• **ВАШИ ЗАДАНИЯ**
- A) Кто, согласно отрывку об Евтушенко, отказался завести в «Литгазете» рубрику, которую предложил поэт?
- B) Выпишите из отрывка об Евтушенко все фрагменты, заключённые в кавычки-ёлочки.
- C) Пожалуйста, допишите следующий абзац отрывка об Евтушенко, начиная сразу после его последнего предложения.

• **ОТРЫВОК ТЕКСТА**
⟨
Евгений Евтушенко
1
Вся поэзия Евтушенко — тема неподъёмная, написано о ней столько, что даже обзор лучших работ не уместится в журнальную статью; сосредоточимся на одном аспекте, но сначала поговорим о том, что сделало Евтушенко главным поэтом эпохи. Главенство его не оспаривалось даже противниками, которых было едва ли не больше, чем сторонников. Евтушенко сам однажды предложил сделать в «Литгазете» рубрику — там писатели говорили бы о себе самое плохое. Чаковский, который и сделал «Литературку» главной интеллигентской газетой, отказался. «Один материал у нас будет, — ваш, а дальше кто?» Мало было желающих, это верно; Евтушенко сам любит подставляться, это было частью его стратегии, ибо саморазоблачение тоже было признаком смелости, причём смелости дозволенной. Себя-то можно.
⟩
• **ИЗВЛЕЧЁННЫЕ ЗАПИСИ**
⟨
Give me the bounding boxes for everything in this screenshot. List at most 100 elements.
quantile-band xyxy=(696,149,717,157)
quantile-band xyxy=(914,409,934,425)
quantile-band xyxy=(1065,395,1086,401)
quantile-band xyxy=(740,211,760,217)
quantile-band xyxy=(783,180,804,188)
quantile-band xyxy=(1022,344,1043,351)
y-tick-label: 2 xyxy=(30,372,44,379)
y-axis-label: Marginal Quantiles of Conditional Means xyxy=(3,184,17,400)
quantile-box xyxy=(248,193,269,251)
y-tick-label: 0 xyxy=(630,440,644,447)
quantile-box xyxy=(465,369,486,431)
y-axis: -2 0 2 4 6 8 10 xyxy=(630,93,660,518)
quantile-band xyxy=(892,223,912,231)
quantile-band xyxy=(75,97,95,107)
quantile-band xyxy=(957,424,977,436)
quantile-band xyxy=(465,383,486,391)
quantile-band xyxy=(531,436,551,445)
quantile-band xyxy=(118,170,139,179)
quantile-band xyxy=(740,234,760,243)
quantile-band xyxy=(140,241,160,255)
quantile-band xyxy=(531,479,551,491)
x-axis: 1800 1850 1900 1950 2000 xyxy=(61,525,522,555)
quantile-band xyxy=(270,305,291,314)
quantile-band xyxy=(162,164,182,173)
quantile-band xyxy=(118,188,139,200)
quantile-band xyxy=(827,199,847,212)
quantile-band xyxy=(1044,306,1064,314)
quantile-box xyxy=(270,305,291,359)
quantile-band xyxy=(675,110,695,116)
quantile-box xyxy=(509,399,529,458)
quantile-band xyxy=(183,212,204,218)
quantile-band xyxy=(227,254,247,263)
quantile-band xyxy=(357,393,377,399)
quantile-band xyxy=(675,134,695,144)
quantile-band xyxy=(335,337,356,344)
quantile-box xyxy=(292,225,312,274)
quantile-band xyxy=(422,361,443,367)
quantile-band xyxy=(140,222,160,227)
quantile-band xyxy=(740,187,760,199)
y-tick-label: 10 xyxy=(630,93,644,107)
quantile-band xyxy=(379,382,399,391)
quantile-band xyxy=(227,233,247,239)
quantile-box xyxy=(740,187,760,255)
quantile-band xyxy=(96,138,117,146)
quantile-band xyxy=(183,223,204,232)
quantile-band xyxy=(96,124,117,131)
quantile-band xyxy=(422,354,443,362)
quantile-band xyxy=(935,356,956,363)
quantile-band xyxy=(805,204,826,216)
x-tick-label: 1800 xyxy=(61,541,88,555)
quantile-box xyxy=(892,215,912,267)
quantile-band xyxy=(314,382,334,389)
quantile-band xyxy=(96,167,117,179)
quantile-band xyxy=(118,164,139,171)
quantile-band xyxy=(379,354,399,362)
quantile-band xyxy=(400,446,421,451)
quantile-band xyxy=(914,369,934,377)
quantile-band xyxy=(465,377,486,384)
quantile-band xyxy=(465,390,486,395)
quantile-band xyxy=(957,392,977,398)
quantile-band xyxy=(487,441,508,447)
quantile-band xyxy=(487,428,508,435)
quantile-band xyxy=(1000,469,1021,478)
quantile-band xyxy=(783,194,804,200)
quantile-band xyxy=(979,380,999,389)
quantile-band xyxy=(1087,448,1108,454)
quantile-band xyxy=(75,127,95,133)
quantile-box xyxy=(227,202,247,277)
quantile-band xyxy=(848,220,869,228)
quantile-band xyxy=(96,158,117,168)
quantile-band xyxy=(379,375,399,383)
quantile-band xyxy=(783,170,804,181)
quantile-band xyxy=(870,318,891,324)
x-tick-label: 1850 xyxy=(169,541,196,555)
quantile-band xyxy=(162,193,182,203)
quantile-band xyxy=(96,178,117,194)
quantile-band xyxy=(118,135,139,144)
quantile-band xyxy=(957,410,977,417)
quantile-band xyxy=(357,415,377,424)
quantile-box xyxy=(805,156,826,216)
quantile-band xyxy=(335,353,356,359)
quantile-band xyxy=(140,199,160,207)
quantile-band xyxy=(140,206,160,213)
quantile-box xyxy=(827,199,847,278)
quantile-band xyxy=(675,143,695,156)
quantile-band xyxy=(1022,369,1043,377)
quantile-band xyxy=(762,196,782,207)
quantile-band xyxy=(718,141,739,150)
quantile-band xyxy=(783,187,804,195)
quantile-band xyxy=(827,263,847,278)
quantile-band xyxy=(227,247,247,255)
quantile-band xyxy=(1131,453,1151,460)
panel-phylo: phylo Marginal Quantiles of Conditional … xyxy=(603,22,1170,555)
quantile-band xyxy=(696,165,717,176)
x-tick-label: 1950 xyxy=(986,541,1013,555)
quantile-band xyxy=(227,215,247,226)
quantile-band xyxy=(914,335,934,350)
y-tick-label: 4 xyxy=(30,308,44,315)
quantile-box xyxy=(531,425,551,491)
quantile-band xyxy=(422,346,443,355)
⟩
• **РЕШЁННЫЕ ЗАДАЧИ**
- A) Чаковский.

- B) «Литгазете», «Литературку», «Один материал у нас будет, — ваш, а дальше кто?»

- C)
И вот на этом дозволенном разоблачении — единственном, пожалуй, потому что остальных полагалось любить, даже перед мещанами благоговеть, — он и стал самым смелым и популярным, он говорил то, о чём все думали, но — о себе. О своих любовных неудачах, своём эгоизме и тщеславии, своём неприятии всяческих границ — ему, видите ли, неловко не знать Нью-Йорка… Это было половинчатой храбростью, а всё же храбростью; лирика его продиктована прежде всего больной совестью, иногда даже самоненавистью. Он признавался в самом постыдном, в конформизме, в трусости, в стадности — и всё это преодолевал; его ячество было возвращением лирике её изначального предназначения — исповедального. Даже у Вознесенского, человека из священнического рода, проповедь преобладала над исповедью; Евтушенко тоже случалось кидаться в проповедничество, но полюбили его не за это. Полюбили его за то, что он говорил о себе, выставил свою жизнь на всеобщее обозрение, не боялся вызывать сплетни и разносы, и вообще его лирический герой предстал не каменным, не бронзовым и не деревянным — он был исключительно живым. Само собой, Евтушенко часто кокетничал — но было ему знакомо и настоящее отчаяние. Главное же — он потому и стал голосом поколения, что само это поколение было половинчатым и догадывалось о своей, как бы сказать, ненадёжности; но он первый за всех высказал это. «За тридцать мне. Мне страшно по ночам» — это как раз и есть признание в том, что внутри у лирического героя не твёрдый остов, а трясина. Этими признаниями он был ценен; и потому самое главное о крахе этой эпохи сказал тоже он — великий мастер называния вещей своими именами, публичного и даже рекламного проговаривания вслух того, о чём все подумали.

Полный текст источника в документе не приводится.